DATA ENTRIES.
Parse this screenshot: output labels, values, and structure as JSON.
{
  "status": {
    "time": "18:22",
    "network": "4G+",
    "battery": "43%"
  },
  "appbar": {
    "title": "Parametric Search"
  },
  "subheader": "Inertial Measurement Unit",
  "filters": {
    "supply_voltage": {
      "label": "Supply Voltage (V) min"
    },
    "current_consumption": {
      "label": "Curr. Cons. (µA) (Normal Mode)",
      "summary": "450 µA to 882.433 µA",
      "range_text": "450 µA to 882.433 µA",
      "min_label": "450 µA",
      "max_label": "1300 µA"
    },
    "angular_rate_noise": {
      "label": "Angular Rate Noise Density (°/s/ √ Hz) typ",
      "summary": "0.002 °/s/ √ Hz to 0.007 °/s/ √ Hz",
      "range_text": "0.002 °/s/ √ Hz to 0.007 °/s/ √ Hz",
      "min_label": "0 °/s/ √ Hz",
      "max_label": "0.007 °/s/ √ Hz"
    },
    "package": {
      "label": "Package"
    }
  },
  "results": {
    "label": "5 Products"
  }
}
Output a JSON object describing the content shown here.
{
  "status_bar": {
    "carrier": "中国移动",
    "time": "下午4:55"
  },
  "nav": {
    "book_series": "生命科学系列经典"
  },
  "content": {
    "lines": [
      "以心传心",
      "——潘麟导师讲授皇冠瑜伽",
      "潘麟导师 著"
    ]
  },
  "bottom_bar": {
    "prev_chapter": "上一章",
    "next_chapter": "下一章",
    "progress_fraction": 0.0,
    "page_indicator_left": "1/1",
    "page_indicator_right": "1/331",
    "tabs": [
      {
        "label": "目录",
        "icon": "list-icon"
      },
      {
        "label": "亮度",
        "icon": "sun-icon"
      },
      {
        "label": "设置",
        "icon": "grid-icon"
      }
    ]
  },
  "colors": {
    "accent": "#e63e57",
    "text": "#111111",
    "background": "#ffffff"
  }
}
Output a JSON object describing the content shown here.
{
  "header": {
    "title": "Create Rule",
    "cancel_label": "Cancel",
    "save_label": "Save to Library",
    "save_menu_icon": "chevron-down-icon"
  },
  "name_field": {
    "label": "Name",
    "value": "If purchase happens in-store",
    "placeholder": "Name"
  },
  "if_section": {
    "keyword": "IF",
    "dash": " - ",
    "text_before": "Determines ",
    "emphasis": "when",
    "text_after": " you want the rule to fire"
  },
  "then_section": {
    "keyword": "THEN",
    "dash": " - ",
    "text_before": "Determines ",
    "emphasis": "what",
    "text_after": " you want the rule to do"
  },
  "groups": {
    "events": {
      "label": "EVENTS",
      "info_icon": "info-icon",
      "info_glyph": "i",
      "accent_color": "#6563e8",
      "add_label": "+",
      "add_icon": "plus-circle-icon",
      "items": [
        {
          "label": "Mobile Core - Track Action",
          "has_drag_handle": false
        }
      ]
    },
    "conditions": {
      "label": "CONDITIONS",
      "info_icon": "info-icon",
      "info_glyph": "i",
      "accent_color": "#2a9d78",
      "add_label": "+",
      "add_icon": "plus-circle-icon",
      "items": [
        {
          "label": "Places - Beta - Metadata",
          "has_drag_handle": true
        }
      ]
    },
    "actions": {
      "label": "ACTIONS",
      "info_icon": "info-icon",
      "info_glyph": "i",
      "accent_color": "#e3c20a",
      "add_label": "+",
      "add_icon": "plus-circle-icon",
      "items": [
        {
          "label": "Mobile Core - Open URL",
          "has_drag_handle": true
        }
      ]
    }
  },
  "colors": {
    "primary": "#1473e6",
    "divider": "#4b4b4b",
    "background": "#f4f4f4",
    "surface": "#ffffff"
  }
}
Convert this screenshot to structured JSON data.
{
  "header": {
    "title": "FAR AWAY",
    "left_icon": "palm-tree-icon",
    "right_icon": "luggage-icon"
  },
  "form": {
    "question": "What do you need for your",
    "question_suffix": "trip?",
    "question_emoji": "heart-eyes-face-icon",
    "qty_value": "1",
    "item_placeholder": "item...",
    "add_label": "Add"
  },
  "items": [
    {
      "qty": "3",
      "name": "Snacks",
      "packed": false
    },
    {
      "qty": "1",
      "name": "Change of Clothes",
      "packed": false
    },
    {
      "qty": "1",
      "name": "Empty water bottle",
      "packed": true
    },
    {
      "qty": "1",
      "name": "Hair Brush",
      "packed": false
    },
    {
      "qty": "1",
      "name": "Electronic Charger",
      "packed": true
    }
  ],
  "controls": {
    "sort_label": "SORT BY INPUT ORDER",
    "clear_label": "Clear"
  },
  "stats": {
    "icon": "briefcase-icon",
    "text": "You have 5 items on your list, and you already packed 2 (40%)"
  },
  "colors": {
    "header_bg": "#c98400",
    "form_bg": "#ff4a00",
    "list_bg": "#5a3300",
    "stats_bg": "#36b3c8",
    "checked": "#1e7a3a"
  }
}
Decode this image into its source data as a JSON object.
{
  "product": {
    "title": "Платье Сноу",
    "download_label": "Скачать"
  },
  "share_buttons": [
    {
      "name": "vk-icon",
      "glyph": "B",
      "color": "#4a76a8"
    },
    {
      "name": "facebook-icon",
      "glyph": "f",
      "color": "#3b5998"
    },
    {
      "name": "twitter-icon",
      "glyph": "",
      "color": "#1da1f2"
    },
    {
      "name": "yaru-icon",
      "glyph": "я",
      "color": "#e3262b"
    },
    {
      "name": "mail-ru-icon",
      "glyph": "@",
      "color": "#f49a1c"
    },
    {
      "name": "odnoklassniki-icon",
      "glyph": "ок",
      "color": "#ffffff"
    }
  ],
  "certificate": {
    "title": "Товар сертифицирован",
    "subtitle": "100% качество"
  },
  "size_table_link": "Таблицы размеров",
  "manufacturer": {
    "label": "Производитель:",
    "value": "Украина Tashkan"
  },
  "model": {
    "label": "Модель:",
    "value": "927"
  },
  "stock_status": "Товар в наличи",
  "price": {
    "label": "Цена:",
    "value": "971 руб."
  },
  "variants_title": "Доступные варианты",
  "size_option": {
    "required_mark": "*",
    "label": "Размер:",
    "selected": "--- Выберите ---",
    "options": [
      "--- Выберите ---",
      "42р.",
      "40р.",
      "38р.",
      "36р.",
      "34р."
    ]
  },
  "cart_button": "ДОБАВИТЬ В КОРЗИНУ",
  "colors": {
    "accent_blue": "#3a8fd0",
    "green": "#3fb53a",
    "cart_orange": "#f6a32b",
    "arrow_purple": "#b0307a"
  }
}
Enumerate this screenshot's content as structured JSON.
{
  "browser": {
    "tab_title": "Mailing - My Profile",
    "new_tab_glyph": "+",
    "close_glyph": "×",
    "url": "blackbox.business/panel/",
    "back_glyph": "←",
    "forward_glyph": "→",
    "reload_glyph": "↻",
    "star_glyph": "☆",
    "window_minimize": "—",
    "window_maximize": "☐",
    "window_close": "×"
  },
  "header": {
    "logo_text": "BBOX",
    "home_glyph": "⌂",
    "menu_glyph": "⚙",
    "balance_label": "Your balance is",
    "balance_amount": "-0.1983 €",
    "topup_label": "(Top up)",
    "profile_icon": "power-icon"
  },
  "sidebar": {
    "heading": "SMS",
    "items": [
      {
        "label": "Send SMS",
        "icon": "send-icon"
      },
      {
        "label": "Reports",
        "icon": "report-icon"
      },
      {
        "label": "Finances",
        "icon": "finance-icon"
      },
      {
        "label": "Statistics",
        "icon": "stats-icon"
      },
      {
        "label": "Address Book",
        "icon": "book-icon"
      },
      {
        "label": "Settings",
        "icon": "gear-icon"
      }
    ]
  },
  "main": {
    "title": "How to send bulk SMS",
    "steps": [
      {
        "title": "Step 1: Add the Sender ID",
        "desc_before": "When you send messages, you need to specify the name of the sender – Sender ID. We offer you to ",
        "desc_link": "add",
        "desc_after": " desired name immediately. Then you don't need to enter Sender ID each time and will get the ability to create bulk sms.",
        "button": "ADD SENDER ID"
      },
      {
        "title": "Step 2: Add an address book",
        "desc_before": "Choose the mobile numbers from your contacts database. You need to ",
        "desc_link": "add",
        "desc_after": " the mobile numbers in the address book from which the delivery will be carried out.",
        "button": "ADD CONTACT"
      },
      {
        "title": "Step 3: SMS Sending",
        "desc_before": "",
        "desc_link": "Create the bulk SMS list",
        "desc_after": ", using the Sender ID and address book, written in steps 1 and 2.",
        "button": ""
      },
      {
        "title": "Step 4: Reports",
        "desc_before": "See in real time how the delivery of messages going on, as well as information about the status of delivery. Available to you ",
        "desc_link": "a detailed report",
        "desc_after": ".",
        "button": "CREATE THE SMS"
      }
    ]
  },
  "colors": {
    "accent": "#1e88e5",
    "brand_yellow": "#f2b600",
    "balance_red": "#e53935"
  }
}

GIVEN PROBLEM. Report how many lines in the listing above include the word "time". Give nothing but the number.

TASK OUTPUT. 4